(Layout records)
* start *

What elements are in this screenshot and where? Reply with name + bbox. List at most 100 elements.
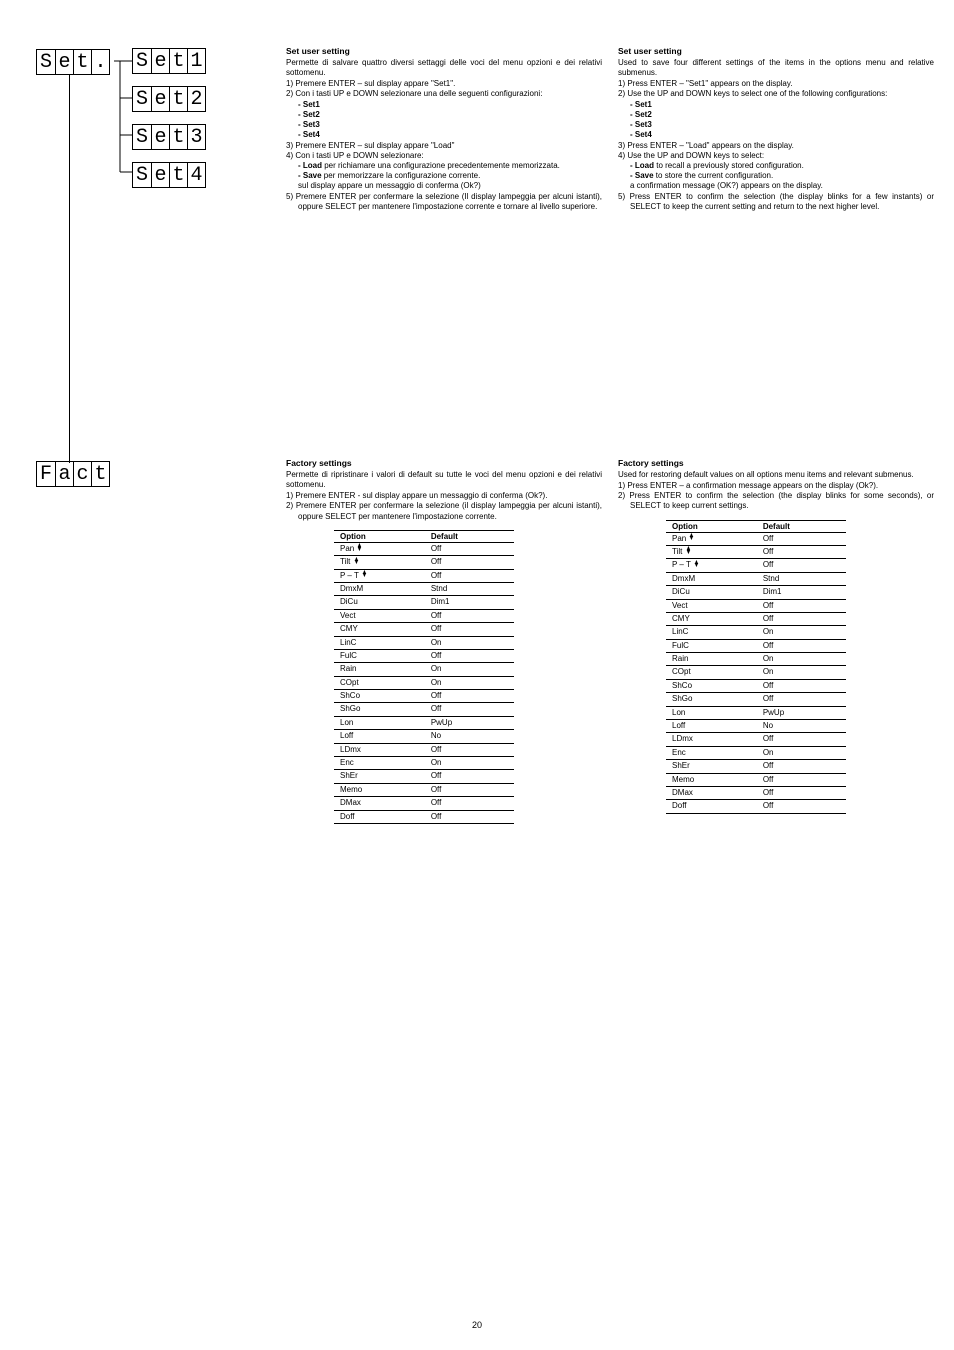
table-row: ShGoOff bbox=[666, 693, 846, 706]
lcd-fact: F a c t bbox=[36, 461, 110, 487]
options-tbody-it: Pan ▲▼OffTilt ▲▼OffP – T ▲▼OffDmxMStndDi… bbox=[334, 542, 514, 823]
default-cell: Off bbox=[425, 556, 514, 569]
config-list-it: - Set1 - Set2 - Set3 - Set4 bbox=[286, 100, 602, 141]
option-cell: DiCu bbox=[666, 586, 757, 599]
option-cell: ShCo bbox=[334, 690, 425, 703]
option-cell: COpt bbox=[666, 666, 757, 679]
fact-title-it: Factory settings bbox=[286, 458, 602, 469]
set-list-it: 1) Premere ENTER – sul display appare "S… bbox=[286, 79, 602, 99]
default-cell: Off bbox=[425, 542, 514, 555]
default-cell: Off bbox=[757, 612, 846, 625]
option-cell: FulC bbox=[666, 639, 757, 652]
option-cell: Tilt ▲▼ bbox=[666, 545, 757, 558]
option-cell: COpt bbox=[334, 676, 425, 689]
table-row: Tilt ▲▼Off bbox=[334, 556, 514, 569]
list-item: 3) Press ENTER – "Load" appears on the d… bbox=[618, 141, 934, 151]
save-bold: - Save bbox=[630, 171, 654, 180]
table-row: MemoOff bbox=[666, 773, 846, 786]
option-cell: Vect bbox=[334, 609, 425, 622]
table-head-default: Default bbox=[425, 530, 514, 542]
list-item: 1) Premere ENTER – sul display appare "S… bbox=[286, 79, 602, 89]
option-cell: P – T ▲▼ bbox=[334, 569, 425, 582]
list-item: 2) Press ENTER to confirm the selection … bbox=[618, 491, 934, 511]
default-cell: Off bbox=[757, 599, 846, 612]
table-head-option: Option bbox=[666, 520, 757, 532]
lcd-char: . bbox=[91, 50, 109, 74]
default-cell: Off bbox=[757, 800, 846, 813]
table-row: Pan ▲▼Off bbox=[334, 542, 514, 555]
list-item: 2) Use the UP and DOWN keys to select on… bbox=[618, 89, 934, 99]
table-row: MemoOff bbox=[334, 783, 514, 796]
lcd-char: t bbox=[169, 49, 187, 73]
lcd-char: a bbox=[55, 462, 73, 486]
table-row: ShCoOff bbox=[666, 679, 846, 692]
default-cell: Off bbox=[425, 770, 514, 783]
lcd-char: S bbox=[133, 49, 151, 73]
cfg-line: - Set4 bbox=[298, 130, 320, 139]
table-row: COptOn bbox=[334, 676, 514, 689]
fact-list-it: 1) Premere ENTER - sul display appare un… bbox=[286, 491, 602, 522]
default-cell: Off bbox=[425, 623, 514, 636]
option-cell: FulC bbox=[334, 649, 425, 662]
default-cell: No bbox=[425, 730, 514, 743]
lcd-char: t bbox=[91, 462, 109, 486]
default-cell: Off bbox=[425, 703, 514, 716]
table-row: P – T ▲▼Off bbox=[666, 559, 846, 572]
lcd-substack: S e t 1 S e t 2 S e t 3 S e t 4 bbox=[132, 48, 206, 200]
default-cell: Off bbox=[757, 786, 846, 799]
page-number: 20 bbox=[0, 1320, 954, 1330]
table-row: DiCuDim1 bbox=[666, 586, 846, 599]
list-item: 1) Press ENTER – "Set1" appears on the d… bbox=[618, 79, 934, 89]
table-row: DMaxOff bbox=[666, 786, 846, 799]
option-cell: Lon bbox=[334, 716, 425, 729]
option-cell: LDmx bbox=[666, 733, 757, 746]
lcd-char: c bbox=[73, 462, 91, 486]
lcd-char: t bbox=[169, 163, 187, 187]
option-cell: LinC bbox=[666, 626, 757, 639]
list-item: 1) Premere ENTER - sul display appare un… bbox=[286, 491, 602, 501]
option-cell: ShEr bbox=[334, 770, 425, 783]
table-row: P – T ▲▼Off bbox=[334, 569, 514, 582]
table-row: RainOn bbox=[666, 653, 846, 666]
table-row: ShErOff bbox=[334, 770, 514, 783]
load-rest: per richiamare una configurazione preced… bbox=[322, 161, 560, 170]
table-row: LoffNo bbox=[666, 720, 846, 733]
table-row: LDmxOff bbox=[666, 733, 846, 746]
cfg-line: - Set3 bbox=[298, 120, 320, 129]
lcd-char: e bbox=[151, 87, 169, 111]
default-cell: Off bbox=[425, 609, 514, 622]
default-cell: Dim1 bbox=[757, 586, 846, 599]
cfg-line: - Set3 bbox=[630, 120, 652, 129]
lcd-set4: S e t 4 bbox=[132, 162, 206, 188]
default-cell: On bbox=[425, 663, 514, 676]
lcd-char: 3 bbox=[187, 125, 205, 149]
table-head-default: Default bbox=[757, 520, 846, 532]
set-list-en-3: 5) Press ENTER to confirm the selection … bbox=[618, 192, 934, 212]
table-row: ShErOff bbox=[666, 760, 846, 773]
default-cell: Off bbox=[757, 679, 846, 692]
table-head-option: Option bbox=[334, 530, 425, 542]
set-intro-en: Used to save four different settings of … bbox=[618, 58, 934, 78]
default-cell: Off bbox=[425, 797, 514, 810]
fact-title-en: Factory settings bbox=[618, 458, 934, 469]
option-cell: DMax bbox=[334, 797, 425, 810]
lcd-char: t bbox=[73, 50, 91, 74]
lcd-char: e bbox=[151, 163, 169, 187]
option-cell: ShGo bbox=[334, 703, 425, 716]
lcd-char: 4 bbox=[187, 163, 205, 187]
default-cell: Off bbox=[425, 810, 514, 823]
option-cell: Doff bbox=[666, 800, 757, 813]
options-tbody-en: Pan ▲▼OffTilt ▲▼OffP – T ▲▼OffDmxMStndDi… bbox=[666, 532, 846, 813]
list-item: 1) Press ENTER – a confirmation message … bbox=[618, 481, 934, 491]
default-cell: On bbox=[757, 626, 846, 639]
option-cell: Vect bbox=[666, 599, 757, 612]
table-row: RainOn bbox=[334, 663, 514, 676]
default-cell: PwUp bbox=[425, 716, 514, 729]
options-table-en: Option Default Pan ▲▼OffTilt ▲▼OffP – T … bbox=[666, 520, 846, 814]
table-row: Tilt ▲▼Off bbox=[666, 545, 846, 558]
cfg-line: - Set1 bbox=[630, 100, 652, 109]
default-cell: Off bbox=[425, 783, 514, 796]
default-cell: Dim1 bbox=[425, 596, 514, 609]
table-row: EncOn bbox=[666, 746, 846, 759]
table-row: ShGoOff bbox=[334, 703, 514, 716]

* end *

• **Goal**
Repeat word for word the lines above that begin with the line containing "table-row: ShGoOff bbox=[666, 693, 846, 706]" and end with the line containing "table-row: MemoOff bbox=[666, 773, 846, 786]", both included.

• **Expected answer**
table-row: ShGoOff bbox=[666, 693, 846, 706]
lcd-fact: F a c t bbox=[36, 461, 110, 487]
options-tbody-it: Pan ▲▼OffTilt ▲▼OffP – T ▲▼OffDmxMStndDi… bbox=[334, 542, 514, 823]
default-cell: Off bbox=[425, 556, 514, 569]
config-list-it: - Set1 - Set2 - Set3 - Set4 bbox=[286, 100, 602, 141]
option-cell: DiCu bbox=[666, 586, 757, 599]
option-cell: ShCo bbox=[334, 690, 425, 703]
option-cell: COpt bbox=[666, 666, 757, 679]
fact-title-it: Factory settings bbox=[286, 458, 602, 469]
set-list-it: 1) Premere ENTER – sul display appare "S… bbox=[286, 79, 602, 99]
default-cell: Off bbox=[425, 542, 514, 555]
default-cell: Off bbox=[757, 612, 846, 625]
option-cell: FulC bbox=[666, 639, 757, 652]
option-cell: Tilt ▲▼ bbox=[666, 545, 757, 558]
option-cell: COpt bbox=[334, 676, 425, 689]
table-row: Tilt ▲▼Off bbox=[334, 556, 514, 569]
list-item: 3) Press ENTER – "Load" appears on the d… bbox=[618, 141, 934, 151]
save-bold: - Save bbox=[630, 171, 654, 180]
table-row: MemoOff bbox=[666, 773, 846, 786]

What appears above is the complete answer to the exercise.